Brief ▸ Will you transcribe the entries that follow, exactly and in full?

Exercise input ▸
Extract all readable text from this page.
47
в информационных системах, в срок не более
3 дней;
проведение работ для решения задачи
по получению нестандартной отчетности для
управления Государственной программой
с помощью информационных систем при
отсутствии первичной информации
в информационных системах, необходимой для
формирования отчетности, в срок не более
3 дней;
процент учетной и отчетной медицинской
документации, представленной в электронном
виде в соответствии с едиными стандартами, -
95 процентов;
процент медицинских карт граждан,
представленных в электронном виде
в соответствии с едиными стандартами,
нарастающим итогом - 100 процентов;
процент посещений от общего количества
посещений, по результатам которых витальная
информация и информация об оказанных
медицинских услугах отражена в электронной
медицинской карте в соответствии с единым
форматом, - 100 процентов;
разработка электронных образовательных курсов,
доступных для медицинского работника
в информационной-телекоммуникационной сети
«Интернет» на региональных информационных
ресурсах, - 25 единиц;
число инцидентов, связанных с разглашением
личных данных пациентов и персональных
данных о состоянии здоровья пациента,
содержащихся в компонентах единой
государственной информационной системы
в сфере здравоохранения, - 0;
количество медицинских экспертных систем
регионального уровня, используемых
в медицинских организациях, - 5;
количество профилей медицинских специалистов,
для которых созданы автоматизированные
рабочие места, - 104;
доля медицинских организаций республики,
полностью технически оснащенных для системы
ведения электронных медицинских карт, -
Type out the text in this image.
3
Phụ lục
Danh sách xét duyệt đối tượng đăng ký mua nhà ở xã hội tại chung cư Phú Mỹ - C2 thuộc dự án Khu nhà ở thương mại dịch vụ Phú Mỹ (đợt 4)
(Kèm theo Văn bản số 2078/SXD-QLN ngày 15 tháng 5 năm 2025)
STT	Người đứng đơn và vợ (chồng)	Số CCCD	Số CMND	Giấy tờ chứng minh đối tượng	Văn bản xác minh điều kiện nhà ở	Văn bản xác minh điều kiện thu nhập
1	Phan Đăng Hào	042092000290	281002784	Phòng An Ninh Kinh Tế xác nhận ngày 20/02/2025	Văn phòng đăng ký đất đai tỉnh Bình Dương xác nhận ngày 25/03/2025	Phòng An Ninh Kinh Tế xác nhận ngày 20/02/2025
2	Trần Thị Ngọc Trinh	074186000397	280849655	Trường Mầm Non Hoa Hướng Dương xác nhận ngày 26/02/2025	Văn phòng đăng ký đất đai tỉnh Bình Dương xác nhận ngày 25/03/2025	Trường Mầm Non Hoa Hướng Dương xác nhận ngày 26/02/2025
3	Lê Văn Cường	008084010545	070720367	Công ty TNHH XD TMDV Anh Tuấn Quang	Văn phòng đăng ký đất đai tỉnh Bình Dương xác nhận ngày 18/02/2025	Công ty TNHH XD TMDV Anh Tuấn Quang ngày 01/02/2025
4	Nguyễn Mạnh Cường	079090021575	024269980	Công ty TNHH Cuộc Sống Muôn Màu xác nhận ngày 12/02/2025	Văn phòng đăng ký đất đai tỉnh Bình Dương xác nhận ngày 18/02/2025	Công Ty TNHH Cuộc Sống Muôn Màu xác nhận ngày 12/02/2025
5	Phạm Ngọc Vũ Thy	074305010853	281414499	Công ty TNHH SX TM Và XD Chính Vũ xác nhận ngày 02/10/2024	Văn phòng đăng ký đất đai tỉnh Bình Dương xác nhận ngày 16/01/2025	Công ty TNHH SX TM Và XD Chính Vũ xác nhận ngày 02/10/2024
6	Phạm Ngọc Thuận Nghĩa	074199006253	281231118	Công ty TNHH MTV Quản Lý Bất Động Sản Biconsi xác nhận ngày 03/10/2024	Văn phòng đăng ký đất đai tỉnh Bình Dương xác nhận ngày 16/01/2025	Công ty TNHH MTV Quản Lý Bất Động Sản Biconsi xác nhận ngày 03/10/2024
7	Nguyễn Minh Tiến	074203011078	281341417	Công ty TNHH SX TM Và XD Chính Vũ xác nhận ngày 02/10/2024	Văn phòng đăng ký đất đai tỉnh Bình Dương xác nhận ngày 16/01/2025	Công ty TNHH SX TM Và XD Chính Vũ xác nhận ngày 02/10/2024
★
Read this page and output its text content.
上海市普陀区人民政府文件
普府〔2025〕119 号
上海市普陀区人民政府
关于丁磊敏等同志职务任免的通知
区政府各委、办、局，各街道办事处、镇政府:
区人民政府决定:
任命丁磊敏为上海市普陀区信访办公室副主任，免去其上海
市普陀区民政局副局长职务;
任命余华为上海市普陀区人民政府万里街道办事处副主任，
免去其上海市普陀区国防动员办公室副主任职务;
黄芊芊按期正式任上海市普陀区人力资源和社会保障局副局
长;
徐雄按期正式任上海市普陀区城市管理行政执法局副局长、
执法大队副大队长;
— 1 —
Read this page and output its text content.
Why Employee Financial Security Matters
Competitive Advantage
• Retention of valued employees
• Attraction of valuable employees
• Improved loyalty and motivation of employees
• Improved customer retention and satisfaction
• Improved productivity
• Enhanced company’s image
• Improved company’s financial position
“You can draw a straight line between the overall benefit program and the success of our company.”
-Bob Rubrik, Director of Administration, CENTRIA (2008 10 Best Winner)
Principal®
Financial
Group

Full solution ▸
Extract all readable text from this page.
47
в информационных системах, в срок не более
3 дней;
проведение работ для решения задачи
по получению нестандартной отчетности для
управления Государственной программой
с помощью информационных систем при
отсутствии первичной информации
в информационных системах, необходимой для
формирования отчетности, в срок не более
3 дней;
процент учетной и отчетной медицинской
документации, представленной в электронном
виде в соответствии с едиными стандартами, -
95 процентов;
процент медицинских карт граждан,
представленных в электронном виде
в соответствии с едиными стандартами,
нарастающим итогом - 100 процентов;
процент посещений от общего количества
посещений, по результатам которых витальная
информация и информация об оказанных
медицинских услугах отражена в электронной
медицинской карте в соответствии с единым
форматом, - 100 процентов;
разработка электронных образовательных курсов,
доступных для медицинского работника
в информационной-телекоммуникационной сети
«Интернет» на региональных информационных
ресурсах, - 25 единиц;
число инцидентов, связанных с разглашением
личных данных пациентов и персональных
данных о состоянии здоровья пациента,
содержащихся в компонентах единой
государственной информационной системы
в сфере здравоохранения, - 0;
количество медицинских экспертных систем
регионального уровня, используемых
в медицинских организациях, - 5;
количество профилей медицинских специалистов,
для которых созданы автоматизированные
рабочие места, - 104;
доля медицинских организаций республики,
полностью технически оснащенных для системы
ведения электронных медицинских карт, -
Type out the text in this image.
3
Phụ lục
Danh sách xét duyệt đối tượng đăng ký mua nhà ở xã hội tại chung cư Phú Mỹ - C2 thuộc dự án Khu nhà ở thương mại dịch vụ Phú Mỹ (đợt 4)
(Kèm theo Văn bản số 2078/SXD-QLN ngày 15 tháng 5 năm 2025)
STT	Người đứng đơn và vợ (chồng)	Số CCCD	Số CMND	Giấy tờ chứng minh đối tượng	Văn bản xác minh điều kiện nhà ở	Văn bản xác minh điều kiện thu nhập
1	Phan Đăng Hào	042092000290	281002784	Phòng An Ninh Kinh Tế xác nhận ngày 20/02/2025	Văn phòng đăng ký đất đai tỉnh Bình Dương xác nhận ngày 25/03/2025	Phòng An Ninh Kinh Tế xác nhận ngày 20/02/2025
2	Trần Thị Ngọc Trinh	074186000397	280849655	Trường Mầm Non Hoa Hướng Dương xác nhận ngày 26/02/2025	Văn phòng đăng ký đất đai tỉnh Bình Dương xác nhận ngày 25/03/2025	Trường Mầm Non Hoa Hướng Dương xác nhận ngày 26/02/2025
3	Lê Văn Cường	008084010545	070720367	Công ty TNHH XD TMDV Anh Tuấn Quang	Văn phòng đăng ký đất đai tỉnh Bình Dương xác nhận ngày 18/02/2025	Công ty TNHH XD TMDV Anh Tuấn Quang ngày 01/02/2025
4	Nguyễn Mạnh Cường	079090021575	024269980	Công ty TNHH Cuộc Sống Muôn Màu xác nhận ngày 12/02/2025	Văn phòng đăng ký đất đai tỉnh Bình Dương xác nhận ngày 18/02/2025	Công Ty TNHH Cuộc Sống Muôn Màu xác nhận ngày 12/02/2025
5	Phạm Ngọc Vũ Thy	074305010853	281414499	Công ty TNHH SX TM Và XD Chính Vũ xác nhận ngày 02/10/2024	Văn phòng đăng ký đất đai tỉnh Bình Dương xác nhận ngày 16/01/2025	Công ty TNHH SX TM Và XD Chính Vũ xác nhận ngày 02/10/2024
6	Phạm Ngọc Thuận Nghĩa	074199006253	281231118	Công ty TNHH MTV Quản Lý Bất Động Sản Biconsi xác nhận ngày 03/10/2024	Văn phòng đăng ký đất đai tỉnh Bình Dương xác nhận ngày 16/01/2025	Công ty TNHH MTV Quản Lý Bất Động Sản Biconsi xác nhận ngày 03/10/2024
7	Nguyễn Minh Tiến	074203011078	281341417	Công ty TNHH SX TM Và XD Chính Vũ xác nhận ngày 02/10/2024	Văn phòng đăng ký đất đai tỉnh Bình Dương xác nhận ngày 16/01/2025	Công ty TNHH SX TM Và XD Chính Vũ xác nhận ngày 02/10/2024
★
Read this page and output its text content.
上海市普陀区人民政府文件
普府〔2025〕119 号
上海市普陀区人民政府
关于丁磊敏等同志职务任免的通知
区政府各委、办、局，各街道办事处、镇政府:
区人民政府决定:
任命丁磊敏为上海市普陀区信访办公室副主任，免去其上海
市普陀区民政局副局长职务;
任命余华为上海市普陀区人民政府万里街道办事处副主任，
免去其上海市普陀区国防动员办公室副主任职务;
黄芊芊按期正式任上海市普陀区人力资源和社会保障局副局
长;
徐雄按期正式任上海市普陀区城市管理行政执法局副局长、
执法大队副大队长;
— 1 —
Read this page and output its text content.
Why Employee Financial Security Matters
Competitive Advantage
• Retention of valued employees
• Attraction of valuable employees
• Improved loyalty and motivation of employees
• Improved customer retention and satisfaction
• Improved productivity
• Enhanced company’s image
• Improved company’s financial position
“You can draw a straight line between the overall benefit program and the success of our company.”
-Bob Rubrik, Director of Administration, CENTRIA (2008 10 Best Winner)
Principal®
Financial
Group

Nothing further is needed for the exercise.